Task instructions -> Identify the lines bearing the string "employment" and gather them.

━━ Provided data ━━

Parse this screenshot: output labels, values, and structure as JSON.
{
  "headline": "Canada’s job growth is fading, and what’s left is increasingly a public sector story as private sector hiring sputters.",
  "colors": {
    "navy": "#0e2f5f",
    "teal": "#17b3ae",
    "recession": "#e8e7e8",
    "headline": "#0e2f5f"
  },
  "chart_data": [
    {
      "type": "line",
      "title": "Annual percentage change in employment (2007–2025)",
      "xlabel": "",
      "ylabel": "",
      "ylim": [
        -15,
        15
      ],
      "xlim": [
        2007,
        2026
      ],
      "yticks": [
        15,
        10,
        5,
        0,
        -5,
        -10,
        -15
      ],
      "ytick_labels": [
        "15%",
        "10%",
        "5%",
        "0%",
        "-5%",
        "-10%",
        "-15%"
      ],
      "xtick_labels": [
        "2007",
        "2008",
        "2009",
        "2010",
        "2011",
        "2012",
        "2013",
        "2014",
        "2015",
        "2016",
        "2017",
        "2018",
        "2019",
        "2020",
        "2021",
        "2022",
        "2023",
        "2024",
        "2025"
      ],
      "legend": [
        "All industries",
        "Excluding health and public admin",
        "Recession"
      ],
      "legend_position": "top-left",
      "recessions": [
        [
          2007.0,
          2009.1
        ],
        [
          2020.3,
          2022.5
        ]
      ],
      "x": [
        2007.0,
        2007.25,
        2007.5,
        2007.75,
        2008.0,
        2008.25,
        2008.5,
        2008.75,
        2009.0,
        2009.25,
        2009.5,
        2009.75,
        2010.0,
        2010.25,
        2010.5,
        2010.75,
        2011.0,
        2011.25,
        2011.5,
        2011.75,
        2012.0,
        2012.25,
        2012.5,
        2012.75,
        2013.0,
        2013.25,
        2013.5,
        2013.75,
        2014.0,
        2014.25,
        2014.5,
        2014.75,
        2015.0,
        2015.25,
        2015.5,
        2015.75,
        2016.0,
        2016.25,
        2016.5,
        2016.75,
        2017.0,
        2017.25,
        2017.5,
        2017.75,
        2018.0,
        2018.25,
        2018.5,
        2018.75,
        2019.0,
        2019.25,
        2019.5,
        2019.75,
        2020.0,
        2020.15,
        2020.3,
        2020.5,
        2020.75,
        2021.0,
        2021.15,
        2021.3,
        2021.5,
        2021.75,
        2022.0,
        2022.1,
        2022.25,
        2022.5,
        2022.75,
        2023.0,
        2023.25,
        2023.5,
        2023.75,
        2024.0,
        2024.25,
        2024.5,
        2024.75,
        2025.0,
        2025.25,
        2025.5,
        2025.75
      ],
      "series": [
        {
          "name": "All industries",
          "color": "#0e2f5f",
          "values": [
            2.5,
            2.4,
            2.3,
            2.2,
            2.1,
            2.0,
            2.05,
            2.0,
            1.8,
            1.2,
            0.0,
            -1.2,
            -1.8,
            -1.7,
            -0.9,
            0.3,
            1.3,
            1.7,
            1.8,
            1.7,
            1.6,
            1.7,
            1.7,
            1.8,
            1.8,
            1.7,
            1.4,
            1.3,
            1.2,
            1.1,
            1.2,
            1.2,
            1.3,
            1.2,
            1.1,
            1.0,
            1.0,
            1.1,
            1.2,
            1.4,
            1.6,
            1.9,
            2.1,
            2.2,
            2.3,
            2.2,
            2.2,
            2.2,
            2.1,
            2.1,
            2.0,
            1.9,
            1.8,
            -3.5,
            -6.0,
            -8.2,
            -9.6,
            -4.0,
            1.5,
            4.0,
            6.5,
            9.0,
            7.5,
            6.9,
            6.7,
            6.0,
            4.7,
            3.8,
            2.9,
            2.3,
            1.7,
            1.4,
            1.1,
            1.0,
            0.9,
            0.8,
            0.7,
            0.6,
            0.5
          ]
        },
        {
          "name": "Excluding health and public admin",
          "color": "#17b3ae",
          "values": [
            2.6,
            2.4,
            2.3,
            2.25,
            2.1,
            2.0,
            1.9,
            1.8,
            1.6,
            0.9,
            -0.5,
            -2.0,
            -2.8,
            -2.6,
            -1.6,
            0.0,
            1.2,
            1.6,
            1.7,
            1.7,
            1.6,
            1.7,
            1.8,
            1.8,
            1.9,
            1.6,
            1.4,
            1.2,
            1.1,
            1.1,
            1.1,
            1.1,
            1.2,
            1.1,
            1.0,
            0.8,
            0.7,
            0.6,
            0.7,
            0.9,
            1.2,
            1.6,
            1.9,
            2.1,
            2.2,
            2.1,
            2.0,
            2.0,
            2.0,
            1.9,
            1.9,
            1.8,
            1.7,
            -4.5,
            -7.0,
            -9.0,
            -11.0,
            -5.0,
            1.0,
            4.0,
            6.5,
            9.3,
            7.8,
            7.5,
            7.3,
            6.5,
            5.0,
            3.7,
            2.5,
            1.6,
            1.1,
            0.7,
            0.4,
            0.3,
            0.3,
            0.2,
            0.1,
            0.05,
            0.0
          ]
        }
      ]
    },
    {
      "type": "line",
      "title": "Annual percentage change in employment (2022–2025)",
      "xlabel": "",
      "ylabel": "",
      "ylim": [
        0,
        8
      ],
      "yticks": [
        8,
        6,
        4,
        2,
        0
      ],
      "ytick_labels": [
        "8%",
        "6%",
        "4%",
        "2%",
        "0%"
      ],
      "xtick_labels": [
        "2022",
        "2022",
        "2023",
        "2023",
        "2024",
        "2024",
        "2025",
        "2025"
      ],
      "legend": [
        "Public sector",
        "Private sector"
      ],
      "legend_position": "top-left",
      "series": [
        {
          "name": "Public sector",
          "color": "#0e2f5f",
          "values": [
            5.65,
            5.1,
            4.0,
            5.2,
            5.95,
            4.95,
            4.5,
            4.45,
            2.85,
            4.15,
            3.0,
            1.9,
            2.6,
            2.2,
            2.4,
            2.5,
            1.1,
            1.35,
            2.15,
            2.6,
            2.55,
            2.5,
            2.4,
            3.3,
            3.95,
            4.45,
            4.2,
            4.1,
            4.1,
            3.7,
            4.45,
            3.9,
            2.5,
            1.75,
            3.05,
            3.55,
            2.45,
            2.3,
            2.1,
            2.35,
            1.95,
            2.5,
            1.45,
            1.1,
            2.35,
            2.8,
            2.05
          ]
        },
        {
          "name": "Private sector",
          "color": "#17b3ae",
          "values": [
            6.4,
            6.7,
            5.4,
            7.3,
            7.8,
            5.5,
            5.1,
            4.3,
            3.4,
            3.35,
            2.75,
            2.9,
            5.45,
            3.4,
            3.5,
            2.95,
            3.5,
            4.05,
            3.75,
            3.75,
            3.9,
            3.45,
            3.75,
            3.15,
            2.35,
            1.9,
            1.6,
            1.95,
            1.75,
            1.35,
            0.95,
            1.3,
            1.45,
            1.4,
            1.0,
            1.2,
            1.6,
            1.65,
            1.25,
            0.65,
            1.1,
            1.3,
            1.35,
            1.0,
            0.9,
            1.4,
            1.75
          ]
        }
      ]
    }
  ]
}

━━━

Full response ->
      "title": "Annual percentage change in employment (2007–2025)",
      "title": "Annual percentage change in employment (2022–2025)",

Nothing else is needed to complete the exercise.